Layout annotation records

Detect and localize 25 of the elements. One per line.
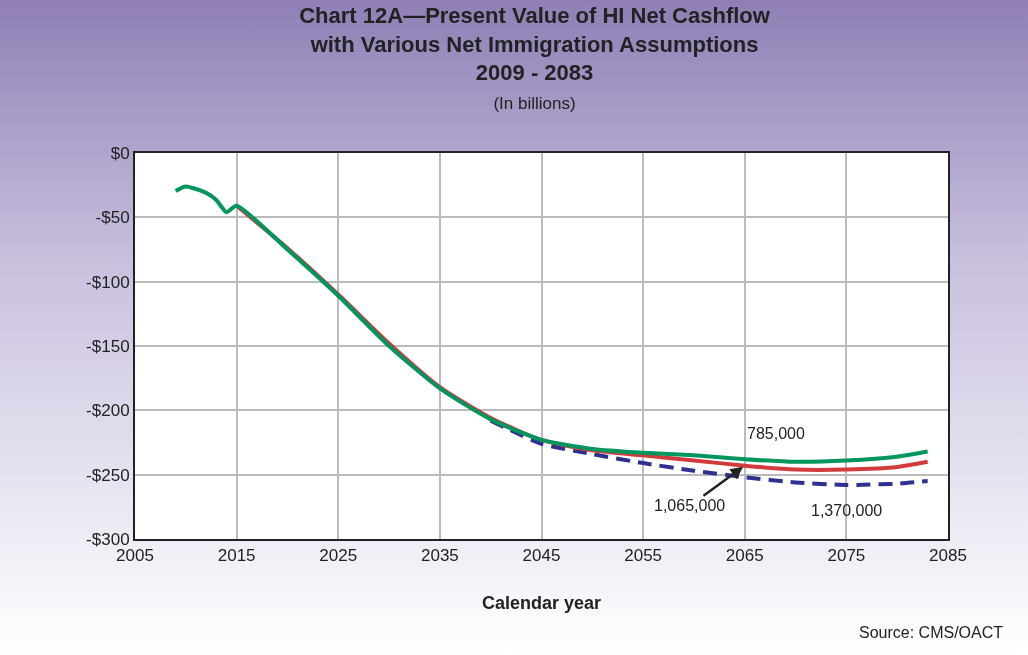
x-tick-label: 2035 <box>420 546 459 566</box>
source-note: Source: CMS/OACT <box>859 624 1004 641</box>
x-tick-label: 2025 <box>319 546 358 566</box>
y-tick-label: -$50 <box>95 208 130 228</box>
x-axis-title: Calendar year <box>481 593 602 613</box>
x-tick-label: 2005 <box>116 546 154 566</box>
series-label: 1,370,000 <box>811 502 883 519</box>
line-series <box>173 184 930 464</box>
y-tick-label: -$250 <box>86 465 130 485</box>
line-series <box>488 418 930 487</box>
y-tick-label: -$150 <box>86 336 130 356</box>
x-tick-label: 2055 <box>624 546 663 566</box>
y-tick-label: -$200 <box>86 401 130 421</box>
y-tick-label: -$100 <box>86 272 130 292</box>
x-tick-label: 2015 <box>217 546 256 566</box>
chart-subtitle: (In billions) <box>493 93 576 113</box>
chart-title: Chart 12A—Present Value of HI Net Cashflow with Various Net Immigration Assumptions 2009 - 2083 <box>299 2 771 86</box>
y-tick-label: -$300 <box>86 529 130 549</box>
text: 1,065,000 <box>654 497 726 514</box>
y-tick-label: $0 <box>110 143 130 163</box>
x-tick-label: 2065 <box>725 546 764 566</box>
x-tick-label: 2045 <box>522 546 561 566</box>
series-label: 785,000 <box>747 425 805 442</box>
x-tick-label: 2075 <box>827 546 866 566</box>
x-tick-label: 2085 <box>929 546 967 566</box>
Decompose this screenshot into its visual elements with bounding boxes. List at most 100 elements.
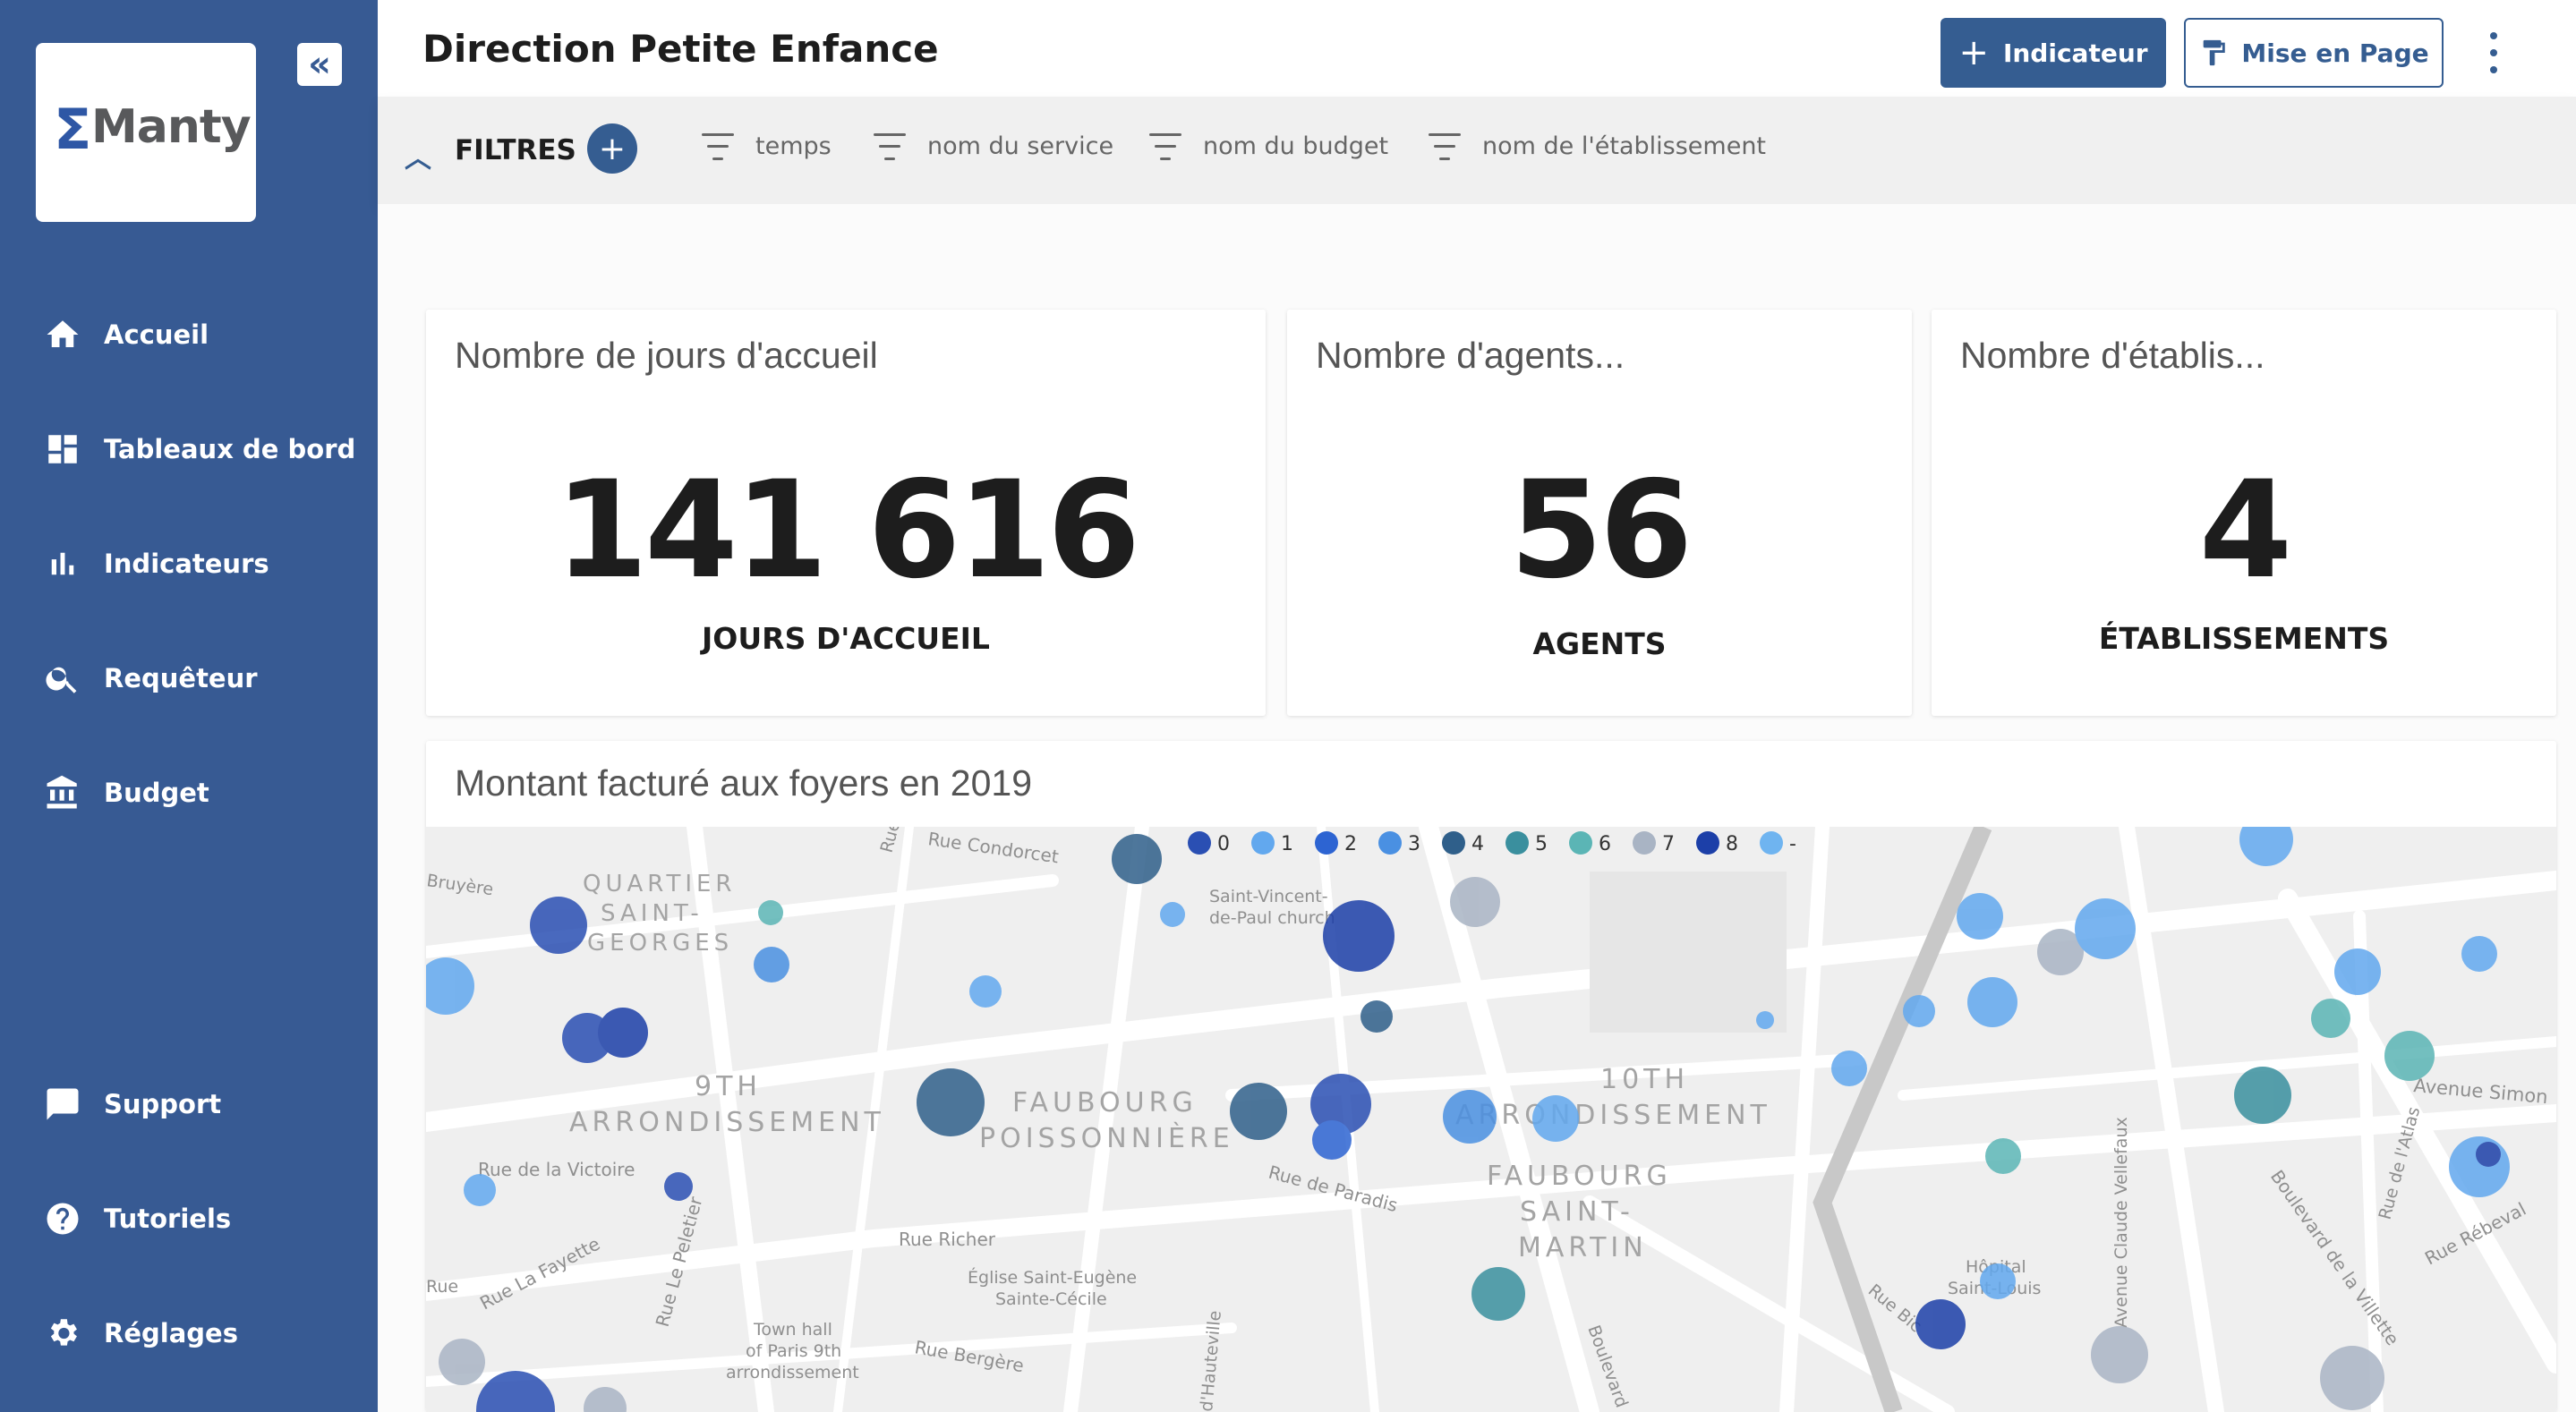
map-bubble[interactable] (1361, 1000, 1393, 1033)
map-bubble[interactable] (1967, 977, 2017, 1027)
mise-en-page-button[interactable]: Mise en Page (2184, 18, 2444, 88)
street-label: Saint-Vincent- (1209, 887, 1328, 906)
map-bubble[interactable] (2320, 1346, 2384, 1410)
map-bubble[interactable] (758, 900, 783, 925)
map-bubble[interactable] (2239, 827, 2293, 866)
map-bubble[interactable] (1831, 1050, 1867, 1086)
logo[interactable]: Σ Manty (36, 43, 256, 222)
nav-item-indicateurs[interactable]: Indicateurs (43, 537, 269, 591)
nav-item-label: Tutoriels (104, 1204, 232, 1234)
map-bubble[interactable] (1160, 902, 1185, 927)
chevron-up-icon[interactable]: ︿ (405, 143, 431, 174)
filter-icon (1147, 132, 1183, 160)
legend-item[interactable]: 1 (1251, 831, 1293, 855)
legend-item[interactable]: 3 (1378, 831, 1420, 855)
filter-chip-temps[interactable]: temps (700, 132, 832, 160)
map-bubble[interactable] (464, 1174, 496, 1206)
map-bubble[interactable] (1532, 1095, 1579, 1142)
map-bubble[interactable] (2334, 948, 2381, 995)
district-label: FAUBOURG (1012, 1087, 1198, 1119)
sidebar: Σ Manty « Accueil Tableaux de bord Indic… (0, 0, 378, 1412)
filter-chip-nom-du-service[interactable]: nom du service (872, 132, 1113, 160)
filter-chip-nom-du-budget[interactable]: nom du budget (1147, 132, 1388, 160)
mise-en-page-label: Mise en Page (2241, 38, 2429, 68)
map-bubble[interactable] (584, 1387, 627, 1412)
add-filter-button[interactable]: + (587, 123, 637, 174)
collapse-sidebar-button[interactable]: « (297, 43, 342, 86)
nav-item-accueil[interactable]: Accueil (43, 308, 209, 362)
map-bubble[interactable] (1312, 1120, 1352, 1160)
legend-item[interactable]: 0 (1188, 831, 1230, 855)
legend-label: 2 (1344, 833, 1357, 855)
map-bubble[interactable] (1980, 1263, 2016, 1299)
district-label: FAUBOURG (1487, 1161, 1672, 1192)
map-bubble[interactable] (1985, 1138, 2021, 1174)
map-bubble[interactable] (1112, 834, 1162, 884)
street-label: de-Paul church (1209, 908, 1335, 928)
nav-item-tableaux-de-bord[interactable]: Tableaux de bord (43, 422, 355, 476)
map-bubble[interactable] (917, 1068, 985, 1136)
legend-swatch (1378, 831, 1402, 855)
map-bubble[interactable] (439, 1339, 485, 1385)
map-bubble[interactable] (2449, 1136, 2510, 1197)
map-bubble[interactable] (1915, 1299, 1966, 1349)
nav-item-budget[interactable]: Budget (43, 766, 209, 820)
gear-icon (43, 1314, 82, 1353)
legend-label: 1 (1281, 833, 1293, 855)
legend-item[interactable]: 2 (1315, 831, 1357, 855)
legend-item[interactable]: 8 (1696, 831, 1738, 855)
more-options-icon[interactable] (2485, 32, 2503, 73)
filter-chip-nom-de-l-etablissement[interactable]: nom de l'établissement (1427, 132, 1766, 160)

__Required work__
Reproduce every line of the records above word for word, but leave out the pictures.

__Finished task__
Detect and localize 25 of the elements. One per line.
x-tick-label: 2035 <box>420 546 459 566</box>
source-note: Source: CMS/OACT <box>859 624 1004 641</box>
x-tick-label: 2025 <box>319 546 358 566</box>
y-tick-label: -$50 <box>95 208 130 228</box>
x-axis-title: Calendar year <box>481 593 602 613</box>
x-tick-label: 2005 <box>116 546 154 566</box>
series-label: 1,370,000 <box>811 502 883 519</box>
line-series <box>173 184 930 464</box>
y-tick-label: -$250 <box>86 465 130 485</box>
line-series <box>488 418 930 487</box>
y-tick-label: -$150 <box>86 336 130 356</box>
x-tick-label: 2055 <box>624 546 663 566</box>
y-tick-label: -$200 <box>86 401 130 421</box>
y-tick-label: -$100 <box>86 272 130 292</box>
x-tick-label: 2015 <box>217 546 256 566</box>
chart-subtitle: (In billions) <box>493 93 576 113</box>
chart-title: Chart 12A—Present Value of HI Net Cashflow with Various Net Immigration Assumptions 2009 - 2083 <box>299 2 771 86</box>
y-tick-label: -$300 <box>86 529 130 549</box>
text: 1,065,000 <box>654 497 726 514</box>
y-tick-label: $0 <box>110 143 130 163</box>
x-tick-label: 2065 <box>725 546 764 566</box>
x-tick-label: 2045 <box>522 546 561 566</box>
series-label: 785,000 <box>747 425 805 442</box>
x-tick-label: 2075 <box>827 546 866 566</box>
x-tick-label: 2085 <box>929 546 967 566</box>
Decompose this screenshot into its visual elements with bounding boxes. List at most 100 elements.
map-bubble[interactable] (1361, 1000, 1393, 1033)
map-bubble[interactable] (1967, 977, 2017, 1027)
mise-en-page-button[interactable]: Mise en Page (2184, 18, 2444, 88)
street-label: Saint-Vincent- (1209, 887, 1328, 906)
map-bubble[interactable] (2320, 1346, 2384, 1410)
map-bubble[interactable] (758, 900, 783, 925)
map-bubble[interactable] (2239, 827, 2293, 866)
map-bubble[interactable] (1831, 1050, 1867, 1086)
logo[interactable]: Σ Manty (36, 43, 256, 222)
nav-item-indicateurs[interactable]: Indicateurs (43, 537, 269, 591)
nav-item-label: Tutoriels (104, 1204, 232, 1234)
map-bubble[interactable] (1160, 902, 1185, 927)
chevron-up-icon[interactable]: ︿ (405, 143, 431, 174)
filter-icon (1147, 132, 1183, 160)
legend-item[interactable]: 1 (1251, 831, 1293, 855)
legend-item[interactable]: 3 (1378, 831, 1420, 855)
filter-chip-temps[interactable]: temps (700, 132, 832, 160)
map-bubble[interactable] (464, 1174, 496, 1206)
map-bubble[interactable] (1532, 1095, 1579, 1142)
map-bubble[interactable] (2334, 948, 2381, 995)
district-label: FAUBOURG (1012, 1087, 1198, 1119)
sidebar: Σ Manty « Accueil Tableaux de bord Indic… (0, 0, 378, 1412)
filter-chip-nom-du-service[interactable]: nom du service (872, 132, 1113, 160)
filter-chip-nom-du-budget[interactable]: nom du budget (1147, 132, 1388, 160)
mise-en-page-label: Mise en Page (2241, 38, 2429, 68)
map-bubble[interactable] (584, 1387, 627, 1412)
add-filter-button[interactable]: + (587, 123, 637, 174)
collapse-sidebar-button[interactable]: « (297, 43, 342, 86)
nav-item-accueil[interactable]: Accueil (43, 308, 209, 362)
map-bubble[interactable] (1312, 1120, 1352, 1160)
legend-item[interactable]: 0 (1188, 831, 1230, 855)
legend-label: 2 (1344, 833, 1357, 855)
map-bubble[interactable] (1980, 1263, 2016, 1299)
district-label: FAUBOURG (1487, 1161, 1672, 1192)
map-bubble[interactable] (1985, 1138, 2021, 1174)
map-bubble[interactable] (1112, 834, 1162, 884)
street-label: de-Paul church (1209, 908, 1335, 928)
nav-item-tableaux-de-bord[interactable]: Tableaux de bord (43, 422, 355, 476)
map-bubble[interactable] (917, 1068, 985, 1136)
legend-swatch (1378, 831, 1402, 855)
map-bubble[interactable] (439, 1339, 485, 1385)
map-bubble[interactable] (2449, 1136, 2510, 1197)
map-bubble[interactable] (1915, 1299, 1966, 1349)
nav-item-budget[interactable]: Budget (43, 766, 209, 820)
gear-icon (43, 1314, 82, 1353)
legend-label: 1 (1281, 833, 1293, 855)
legend-item[interactable]: 2 (1315, 831, 1357, 855)
legend-item[interactable]: 8 (1696, 831, 1738, 855)
more-options-icon[interactable] (2485, 32, 2503, 73)
filter-chip-nom-de-l-etablissement[interactable]: nom de l'établissement (1427, 132, 1766, 160)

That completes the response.